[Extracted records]

▼

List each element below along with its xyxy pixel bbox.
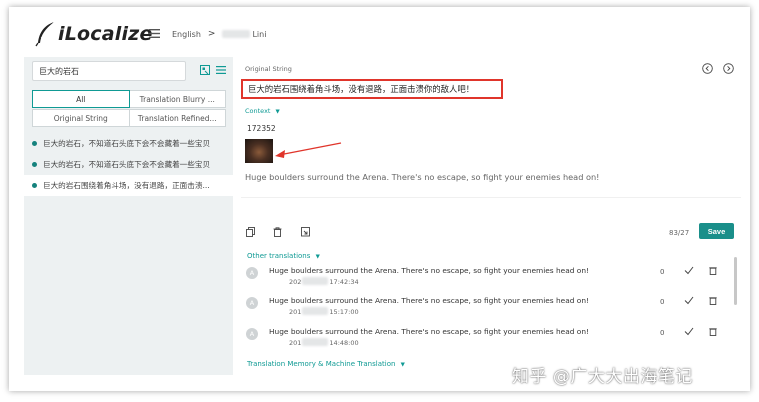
filter-icon[interactable]	[200, 65, 210, 75]
next-arrow-icon[interactable]	[723, 63, 734, 74]
hamburger-menu-icon[interactable]	[149, 29, 160, 38]
other-translations-label: Other translations	[247, 252, 311, 260]
vote-count: 0	[660, 268, 665, 276]
other-translation-text: Huge boulders surround the Arena. There'…	[269, 296, 589, 305]
expand-icon[interactable]	[301, 227, 310, 237]
check-icon[interactable]	[684, 296, 694, 305]
breadcrumb-project[interactable]: Lini	[252, 30, 266, 39]
vote-count: 0	[660, 329, 665, 337]
scrollbar[interactable]	[734, 257, 737, 305]
timestamp-time: 15:17:00	[329, 308, 359, 316]
other-translation-timestamp: 201 14:48:00	[289, 338, 359, 347]
list-view-icon[interactable]	[216, 65, 226, 75]
divider	[241, 197, 741, 198]
avatar: A	[246, 297, 258, 309]
other-translations-toggle[interactable]: Other translations ▼	[247, 252, 320, 260]
list-item-text: 巨大的岩石，不知道石头底下会不会藏着一些宝贝	[43, 160, 211, 169]
status-dot-icon	[32, 141, 37, 146]
app-window: iLocalize English > Lini All	[9, 7, 750, 391]
trash-icon[interactable]	[273, 227, 282, 237]
breadcrumb-project-redacted	[222, 30, 251, 38]
filter-tabs: All Translation Blurry ... Original Stri…	[32, 90, 226, 128]
previous-arrow-icon[interactable]	[702, 63, 713, 74]
tab-translation-refined[interactable]: Translation Refined...	[129, 109, 226, 127]
original-string-label: Original String	[245, 65, 292, 73]
tab-all[interactable]: All	[32, 90, 130, 108]
table-row: A Huge boulders surround the Arena. Ther…	[245, 266, 731, 294]
other-translation-text: Huge boulders surround the Arena. There'…	[269, 327, 589, 336]
translation-memory-label: Translation Memory & Machine Translation	[247, 360, 396, 368]
context-screenshot-thumbnail[interactable]	[245, 139, 273, 163]
avatar: A	[246, 328, 258, 340]
feather-logo-icon	[35, 21, 55, 47]
translation-editor[interactable]: Huge boulders surround the Arena. There'…	[245, 172, 599, 182]
trash-icon[interactable]	[709, 296, 717, 305]
timestamp-date: 202	[289, 278, 302, 286]
sidebar: All Translation Blurry ... Original Stri…	[24, 57, 233, 375]
save-button[interactable]: Save	[699, 223, 734, 239]
breadcrumb: English > Lini	[172, 29, 266, 39]
status-dot-icon	[32, 162, 37, 167]
list-item[interactable]: 巨大的岩石，不知道石头底下会不会藏着一些宝贝	[24, 133, 233, 154]
list-item-text: 巨大的岩石围绕着角斗场，没有退路，正面击溃...	[43, 181, 210, 190]
chevron-down-icon: ▼	[315, 254, 320, 260]
copy-icon[interactable]	[246, 227, 255, 237]
context-toggle[interactable]: Context ▼	[245, 107, 280, 115]
header: iLocalize English > Lini	[9, 7, 750, 57]
filter-tab-row: All Translation Blurry ...	[32, 90, 226, 108]
translation-memory-toggle[interactable]: Translation Memory & Machine Translation…	[247, 360, 405, 368]
timestamp-date: 201	[289, 339, 302, 347]
other-translation-text: Huge boulders surround the Arena. There'…	[269, 266, 589, 275]
status-dot-icon	[32, 183, 37, 188]
trash-icon[interactable]	[709, 266, 717, 275]
string-list: 巨大的岩石，不知道石头底下会不会藏着一些宝贝 巨大的岩石，不知道石头底下会不会藏…	[24, 133, 233, 196]
vote-count: 0	[660, 298, 665, 306]
original-string-text: 巨大的岩石围绕着角斗场，没有退路，正面击溃你的敌人吧！	[241, 79, 503, 99]
search-input[interactable]	[32, 61, 186, 81]
redacted-block	[302, 277, 329, 285]
list-item-text: 巨大的岩石，不知道石头底下会不会藏着一些宝贝	[43, 139, 211, 148]
chevron-down-icon: ▼	[275, 109, 280, 115]
list-item-selected[interactable]: 巨大的岩石围绕着角斗场，没有退路，正面击溃...	[24, 175, 233, 196]
timestamp-date: 201	[289, 308, 302, 316]
tab-original-string[interactable]: Original String	[32, 109, 130, 127]
context-id: 172352	[247, 124, 276, 133]
context-label: Context	[245, 107, 271, 115]
other-translation-timestamp: 202 17:42:34	[289, 277, 359, 286]
breadcrumb-separator: >	[207, 29, 216, 39]
watermark: 知乎 @广大大出海笔记	[512, 367, 693, 387]
redacted-block	[302, 307, 329, 315]
table-row: A Huge boulders surround the Arena. Ther…	[245, 296, 731, 324]
logo-text: iLocalize	[58, 23, 153, 45]
trash-icon[interactable]	[709, 327, 717, 336]
filter-tab-row: Original String Translation Refined...	[32, 109, 226, 127]
redacted-block	[302, 338, 329, 346]
logo[interactable]: iLocalize	[35, 21, 153, 47]
check-icon[interactable]	[684, 266, 694, 275]
table-row: A Huge boulders surround the Arena. Ther…	[245, 327, 731, 355]
check-icon[interactable]	[684, 327, 694, 336]
chevron-down-icon: ▼	[400, 362, 405, 368]
breadcrumb-language[interactable]: English	[172, 30, 201, 39]
other-translation-timestamp: 201 15:17:00	[289, 307, 359, 316]
avatar: A	[246, 267, 258, 279]
tab-translation-blurry[interactable]: Translation Blurry ...	[129, 90, 226, 108]
red-arrow-annotation-icon	[275, 142, 342, 158]
list-item[interactable]: 巨大的岩石，不知道石头底下会不会藏着一些宝贝	[24, 154, 233, 175]
timestamp-time: 14:48:00	[329, 339, 359, 347]
character-count: 83/27	[669, 229, 690, 237]
timestamp-time: 17:42:34	[329, 278, 359, 286]
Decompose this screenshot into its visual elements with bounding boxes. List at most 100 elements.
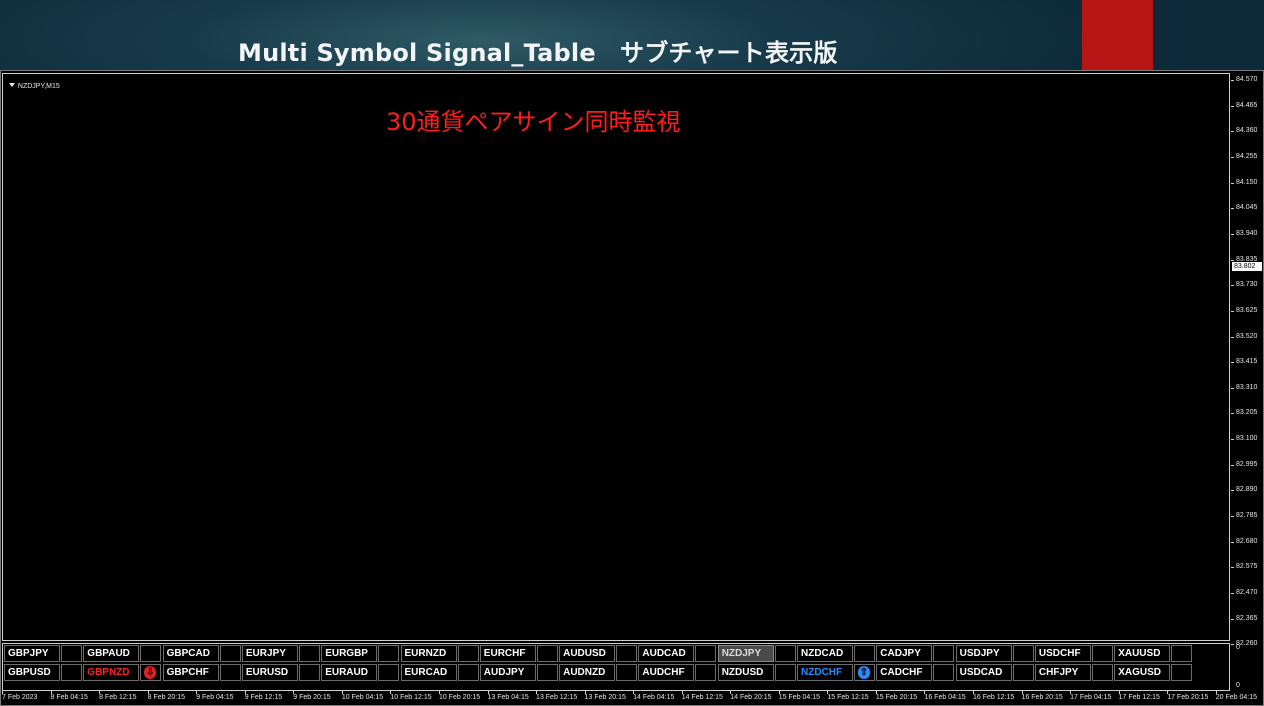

▲

Short task
Can you reproduce the entire listing above word for word, leaving out the pictures?

Problem solution
List each element below along with its xyxy pixel bbox.
filter-icon[interactable]	[200, 65, 210, 75]
next-arrow-icon[interactable]	[723, 63, 734, 74]
hamburger-menu-icon[interactable]	[149, 29, 160, 38]
other-translations-label: Other translations	[247, 252, 311, 260]
vote-count: 0	[660, 268, 665, 276]
other-translation-text: Huge boulders surround the Arena. There'…	[269, 296, 589, 305]
expand-icon[interactable]	[301, 227, 310, 237]
check-icon[interactable]	[684, 296, 694, 305]
breadcrumb-project[interactable]: Lini	[252, 30, 266, 39]
vote-count: 0	[660, 329, 665, 337]
scrollbar[interactable]	[734, 257, 737, 305]
timestamp-time: 15:17:00	[329, 308, 359, 316]
other-translation-timestamp: 201 14:48:00	[289, 338, 359, 347]
list-view-icon[interactable]	[216, 65, 226, 75]
divider	[241, 197, 741, 198]
avatar: A	[246, 297, 258, 309]
other-translations-toggle[interactable]: Other translations ▼	[247, 252, 320, 260]
list-item-text: 巨大的岩石，不知道石头底下会不会藏着一些宝贝	[43, 160, 211, 169]
status-dot-icon	[32, 141, 37, 146]
app-window: iLocalize English > Lini All	[9, 7, 750, 391]
trash-icon[interactable]	[273, 227, 282, 237]
breadcrumb-project-redacted	[222, 30, 251, 38]
filter-tabs: All Translation Blurry ... Original Stri…	[32, 90, 226, 128]
previous-arrow-icon[interactable]	[702, 63, 713, 74]
tab-translation-refined[interactable]: Translation Refined...	[129, 109, 226, 127]
original-string-label: Original String	[245, 65, 292, 73]
tab-all[interactable]: All	[32, 90, 130, 108]
table-row: A Huge boulders surround the Arena. Ther…	[245, 266, 731, 294]
other-translation-text: Huge boulders surround the Arena. There'…	[269, 327, 589, 336]
translation-memory-label: Translation Memory & Machine Translation	[247, 360, 396, 368]
context-screenshot-thumbnail[interactable]	[245, 139, 273, 163]
avatar: A	[246, 328, 258, 340]
feather-logo-icon	[35, 21, 55, 47]
translation-editor[interactable]: Huge boulders surround the Arena. There'…	[245, 172, 599, 182]
trash-icon[interactable]	[709, 296, 717, 305]
timestamp-date: 202	[289, 278, 302, 286]
sidebar: All Translation Blurry ... Original Stri…	[24, 57, 233, 375]
save-button[interactable]: Save	[699, 223, 734, 239]
breadcrumb: English > Lini	[172, 29, 266, 39]
status-dot-icon	[32, 162, 37, 167]
list-item[interactable]: 巨大的岩石，不知道石头底下会不会藏着一些宝贝	[24, 133, 233, 154]
list-item-text: 巨大的岩石围绕着角斗场，没有退路，正面击溃...	[43, 181, 210, 190]
chevron-down-icon: ▼	[315, 254, 320, 260]
copy-icon[interactable]	[246, 227, 255, 237]
context-toggle[interactable]: Context ▼	[245, 107, 280, 115]
header: iLocalize English > Lini	[9, 7, 750, 57]
filter-tab-row: All Translation Blurry ...	[32, 90, 226, 108]
translation-memory-toggle[interactable]: Translation Memory & Machine Translation…	[247, 360, 405, 368]
timestamp-date: 201	[289, 339, 302, 347]
other-translation-text: Huge boulders surround the Arena. There'…	[269, 266, 589, 275]
status-dot-icon	[32, 183, 37, 188]
trash-icon[interactable]	[709, 266, 717, 275]
string-list: 巨大的岩石，不知道石头底下会不会藏着一些宝贝 巨大的岩石，不知道石头底下会不会藏…	[24, 133, 233, 196]
vote-count: 0	[660, 298, 665, 306]
original-string-text: 巨大的岩石围绕着角斗场，没有退路，正面击溃你的敌人吧！	[241, 79, 503, 99]
search-input[interactable]	[32, 61, 186, 81]
redacted-block	[302, 277, 329, 285]
list-item-text: 巨大的岩石，不知道石头底下会不会藏着一些宝贝	[43, 139, 211, 148]
chevron-down-icon: ▼	[275, 109, 280, 115]
list-item-selected[interactable]: 巨大的岩石围绕着角斗场，没有退路，正面击溃...	[24, 175, 233, 196]
timestamp-date: 201	[289, 308, 302, 316]
tab-original-string[interactable]: Original String	[32, 109, 130, 127]
context-id: 172352	[247, 124, 276, 133]
context-label: Context	[245, 107, 271, 115]
other-translation-timestamp: 202 17:42:34	[289, 277, 359, 286]
breadcrumb-separator: >	[207, 29, 216, 39]
watermark: 知乎 @广大大出海笔记	[512, 367, 693, 387]
redacted-block	[302, 307, 329, 315]
table-row: A Huge boulders surround the Arena. Ther…	[245, 296, 731, 324]
logo-text: iLocalize	[58, 23, 153, 45]
trash-icon[interactable]	[709, 327, 717, 336]
filter-tab-row: Original String Translation Refined...	[32, 109, 226, 127]
redacted-block	[302, 338, 329, 346]
logo[interactable]: iLocalize	[35, 21, 153, 47]
check-icon[interactable]	[684, 266, 694, 275]
table-row: A Huge boulders surround the Arena. Ther…	[245, 327, 731, 355]
check-icon[interactable]	[684, 327, 694, 336]
chevron-down-icon: ▼	[400, 362, 405, 368]
breadcrumb-language[interactable]: English	[172, 30, 201, 39]
other-translation-timestamp: 201 15:17:00	[289, 307, 359, 316]
avatar: A	[246, 267, 258, 279]
tab-translation-blurry[interactable]: Translation Blurry ...	[129, 90, 226, 108]
red-arrow-annotation-icon	[275, 142, 342, 158]
list-item[interactable]: 巨大的岩石，不知道石头底下会不会藏着一些宝贝	[24, 154, 233, 175]
timestamp-time: 14:48:00	[329, 339, 359, 347]
character-count: 83/27	[669, 229, 690, 237]
timestamp-time: 17:42:34	[329, 278, 359, 286]
Decompose this screenshot into its visual elements with bounding boxes. List at most 100 elements.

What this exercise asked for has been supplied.